DIRECTIVE: The entries below should be quoted exactly, with no pictures carried over.

* BEGIN STORED ROWS *

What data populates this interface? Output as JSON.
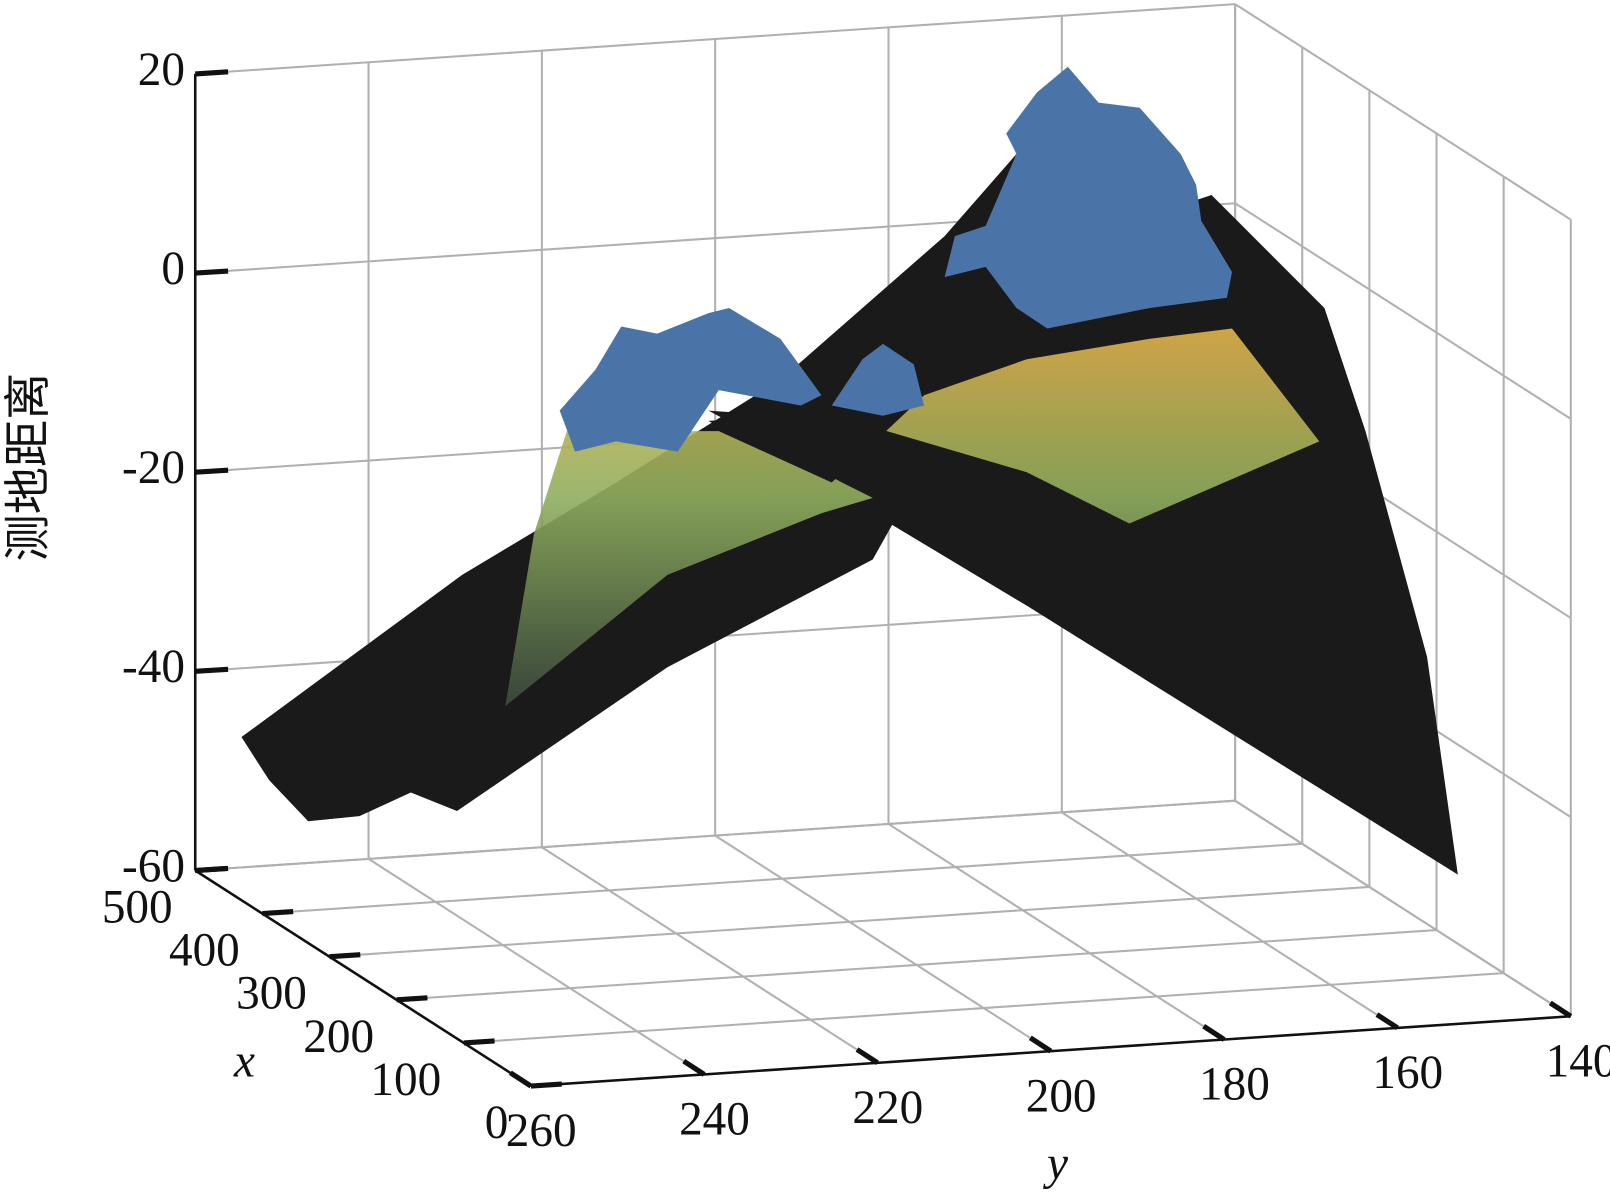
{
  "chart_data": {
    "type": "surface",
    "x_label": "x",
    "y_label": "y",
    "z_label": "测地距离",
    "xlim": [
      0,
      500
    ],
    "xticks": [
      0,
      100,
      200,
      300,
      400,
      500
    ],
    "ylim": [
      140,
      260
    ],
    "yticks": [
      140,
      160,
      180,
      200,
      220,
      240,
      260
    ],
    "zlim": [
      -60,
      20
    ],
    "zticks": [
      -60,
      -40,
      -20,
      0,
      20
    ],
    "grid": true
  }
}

* END STORED ROWS *

RESULT FOR THIS TASK:
What data populates this interface? Output as JSON.
{
  "chart_data": {
    "type": "surface",
    "x_label": "x",
    "y_label": "y",
    "z_label": "测地距离",
    "xlim": [
      0,
      500
    ],
    "xticks": [
      0,
      100,
      200,
      300,
      400,
      500
    ],
    "ylim": [
      140,
      260
    ],
    "yticks": [
      140,
      160,
      180,
      200,
      220,
      240,
      260
    ],
    "zlim": [
      -60,
      20
    ],
    "zticks": [
      -60,
      -40,
      -20,
      0,
      20
    ],
    "grid": true
  }
}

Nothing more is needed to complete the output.